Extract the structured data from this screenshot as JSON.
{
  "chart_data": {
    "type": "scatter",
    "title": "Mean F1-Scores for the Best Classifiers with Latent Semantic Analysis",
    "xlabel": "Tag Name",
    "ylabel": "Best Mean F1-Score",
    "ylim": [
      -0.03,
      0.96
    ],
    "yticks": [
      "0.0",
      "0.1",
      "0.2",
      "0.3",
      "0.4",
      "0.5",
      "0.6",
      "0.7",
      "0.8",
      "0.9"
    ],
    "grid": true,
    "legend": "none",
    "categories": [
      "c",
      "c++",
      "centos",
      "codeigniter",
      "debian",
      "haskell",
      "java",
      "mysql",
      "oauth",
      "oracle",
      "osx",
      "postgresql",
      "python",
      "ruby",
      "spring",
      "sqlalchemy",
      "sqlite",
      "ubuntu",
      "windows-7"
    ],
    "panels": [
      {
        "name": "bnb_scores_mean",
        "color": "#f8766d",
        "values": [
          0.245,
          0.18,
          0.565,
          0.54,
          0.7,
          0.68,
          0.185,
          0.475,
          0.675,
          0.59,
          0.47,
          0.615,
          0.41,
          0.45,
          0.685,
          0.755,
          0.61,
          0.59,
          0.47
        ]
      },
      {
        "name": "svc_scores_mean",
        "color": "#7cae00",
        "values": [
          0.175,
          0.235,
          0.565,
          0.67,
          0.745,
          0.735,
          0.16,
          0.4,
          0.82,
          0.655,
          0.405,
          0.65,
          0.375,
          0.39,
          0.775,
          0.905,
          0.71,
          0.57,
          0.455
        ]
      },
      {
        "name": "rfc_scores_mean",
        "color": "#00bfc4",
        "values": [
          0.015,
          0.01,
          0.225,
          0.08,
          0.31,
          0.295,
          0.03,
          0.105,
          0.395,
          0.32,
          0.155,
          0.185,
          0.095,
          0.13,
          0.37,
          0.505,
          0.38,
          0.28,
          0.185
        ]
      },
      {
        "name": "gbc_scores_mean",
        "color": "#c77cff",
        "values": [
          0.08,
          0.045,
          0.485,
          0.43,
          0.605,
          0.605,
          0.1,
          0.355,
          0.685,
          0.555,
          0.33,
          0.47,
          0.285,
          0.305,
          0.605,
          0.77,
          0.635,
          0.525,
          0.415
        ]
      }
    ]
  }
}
====
PROBLEM REQUIREMENTS
Repeat the entries shown above, every one, word for word.

IN RESPONSE
Extract the structured data from this screenshot as JSON.
{
  "chart_data": {
    "type": "scatter",
    "title": "Mean F1-Scores for the Best Classifiers with Latent Semantic Analysis",
    "xlabel": "Tag Name",
    "ylabel": "Best Mean F1-Score",
    "ylim": [
      -0.03,
      0.96
    ],
    "yticks": [
      "0.0",
      "0.1",
      "0.2",
      "0.3",
      "0.4",
      "0.5",
      "0.6",
      "0.7",
      "0.8",
      "0.9"
    ],
    "grid": true,
    "legend": "none",
    "categories": [
      "c",
      "c++",
      "centos",
      "codeigniter",
      "debian",
      "haskell",
      "java",
      "mysql",
      "oauth",
      "oracle",
      "osx",
      "postgresql",
      "python",
      "ruby",
      "spring",
      "sqlalchemy",
      "sqlite",
      "ubuntu",
      "windows-7"
    ],
    "panels": [
      {
        "name": "bnb_scores_mean",
        "color": "#f8766d",
        "values": [
          0.245,
          0.18,
          0.565,
          0.54,
          0.7,
          0.68,
          0.185,
          0.475,
          0.675,
          0.59,
          0.47,
          0.615,
          0.41,
          0.45,
          0.685,
          0.755,
          0.61,
          0.59,
          0.47
        ]
      },
      {
        "name": "svc_scores_mean",
        "color": "#7cae00",
        "values": [
          0.175,
          0.235,
          0.565,
          0.67,
          0.745,
          0.735,
          0.16,
          0.4,
          0.82,
          0.655,
          0.405,
          0.65,
          0.375,
          0.39,
          0.775,
          0.905,
          0.71,
          0.57,
          0.455
        ]
      },
      {
        "name": "rfc_scores_mean",
        "color": "#00bfc4",
        "values": [
          0.015,
          0.01,
          0.225,
          0.08,
          0.31,
          0.295,
          0.03,
          0.105,
          0.395,
          0.32,
          0.155,
          0.185,
          0.095,
          0.13,
          0.37,
          0.505,
          0.38,
          0.28,
          0.185
        ]
      },
      {
        "name": "gbc_scores_mean",
        "color": "#c77cff",
        "values": [
          0.08,
          0.045,
          0.485,
          0.43,
          0.605,
          0.605,
          0.1,
          0.355,
          0.685,
          0.555,
          0.33,
          0.47,
          0.285,
          0.305,
          0.605,
          0.77,
          0.635,
          0.525,
          0.415
        ]
      }
    ]
  }
}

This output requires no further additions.